Aim → Go through the records and show each line where the word "name" occurs.

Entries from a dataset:

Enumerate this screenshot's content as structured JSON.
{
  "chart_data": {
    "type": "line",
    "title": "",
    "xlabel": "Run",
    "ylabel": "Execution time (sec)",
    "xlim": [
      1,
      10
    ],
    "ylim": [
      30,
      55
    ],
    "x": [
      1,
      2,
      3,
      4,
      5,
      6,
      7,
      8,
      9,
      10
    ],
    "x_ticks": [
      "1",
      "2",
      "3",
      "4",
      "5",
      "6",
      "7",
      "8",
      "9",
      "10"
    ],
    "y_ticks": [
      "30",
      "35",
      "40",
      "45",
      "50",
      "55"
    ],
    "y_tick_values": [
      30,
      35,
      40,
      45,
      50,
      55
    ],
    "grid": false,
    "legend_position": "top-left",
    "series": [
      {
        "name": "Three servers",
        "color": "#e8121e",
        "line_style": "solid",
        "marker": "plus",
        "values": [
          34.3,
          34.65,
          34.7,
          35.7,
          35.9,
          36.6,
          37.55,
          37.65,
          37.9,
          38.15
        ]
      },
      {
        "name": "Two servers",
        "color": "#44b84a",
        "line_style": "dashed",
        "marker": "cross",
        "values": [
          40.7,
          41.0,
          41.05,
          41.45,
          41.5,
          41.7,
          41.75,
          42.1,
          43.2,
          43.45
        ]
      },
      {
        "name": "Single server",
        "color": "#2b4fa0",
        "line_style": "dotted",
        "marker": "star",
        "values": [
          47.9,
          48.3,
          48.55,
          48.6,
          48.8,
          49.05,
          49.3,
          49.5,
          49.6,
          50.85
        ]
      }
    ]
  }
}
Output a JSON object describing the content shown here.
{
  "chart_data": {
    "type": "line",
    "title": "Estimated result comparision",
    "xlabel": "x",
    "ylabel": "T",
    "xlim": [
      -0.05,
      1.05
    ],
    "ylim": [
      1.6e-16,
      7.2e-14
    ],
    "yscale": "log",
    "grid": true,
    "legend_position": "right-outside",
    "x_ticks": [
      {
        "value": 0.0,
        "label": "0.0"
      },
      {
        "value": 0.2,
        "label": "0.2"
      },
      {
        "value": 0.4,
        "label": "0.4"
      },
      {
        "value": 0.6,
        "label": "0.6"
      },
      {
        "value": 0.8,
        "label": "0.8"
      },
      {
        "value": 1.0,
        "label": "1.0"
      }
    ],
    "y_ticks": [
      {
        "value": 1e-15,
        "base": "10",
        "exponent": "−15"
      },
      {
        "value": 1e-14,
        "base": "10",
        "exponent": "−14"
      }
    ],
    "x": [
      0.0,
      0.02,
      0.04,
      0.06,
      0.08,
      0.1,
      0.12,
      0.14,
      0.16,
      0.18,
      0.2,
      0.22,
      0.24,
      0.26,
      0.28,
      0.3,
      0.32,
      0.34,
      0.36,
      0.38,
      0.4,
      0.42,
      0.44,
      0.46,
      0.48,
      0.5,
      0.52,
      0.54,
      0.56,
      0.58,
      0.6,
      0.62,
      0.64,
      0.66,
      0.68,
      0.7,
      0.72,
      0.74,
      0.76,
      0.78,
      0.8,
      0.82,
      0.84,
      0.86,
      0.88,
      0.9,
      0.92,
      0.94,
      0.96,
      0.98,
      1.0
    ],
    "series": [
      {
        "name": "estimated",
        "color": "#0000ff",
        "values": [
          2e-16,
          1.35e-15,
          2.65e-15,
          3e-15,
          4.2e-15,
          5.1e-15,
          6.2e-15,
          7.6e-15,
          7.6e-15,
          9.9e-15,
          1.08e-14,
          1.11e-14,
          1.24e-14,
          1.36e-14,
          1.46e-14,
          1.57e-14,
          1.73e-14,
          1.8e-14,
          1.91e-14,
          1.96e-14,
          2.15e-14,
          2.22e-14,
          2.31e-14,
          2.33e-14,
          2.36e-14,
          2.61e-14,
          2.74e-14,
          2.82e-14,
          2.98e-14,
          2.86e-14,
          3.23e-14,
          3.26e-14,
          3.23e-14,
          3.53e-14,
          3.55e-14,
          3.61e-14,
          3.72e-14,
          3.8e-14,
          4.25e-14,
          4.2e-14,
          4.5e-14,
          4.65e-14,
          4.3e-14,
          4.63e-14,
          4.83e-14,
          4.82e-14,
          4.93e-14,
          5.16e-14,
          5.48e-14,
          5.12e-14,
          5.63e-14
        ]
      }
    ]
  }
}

Solution for this exercise →
        "name": "Three servers",
        "name": "Two servers",
        "name": "Single server",
        "name": "estimated",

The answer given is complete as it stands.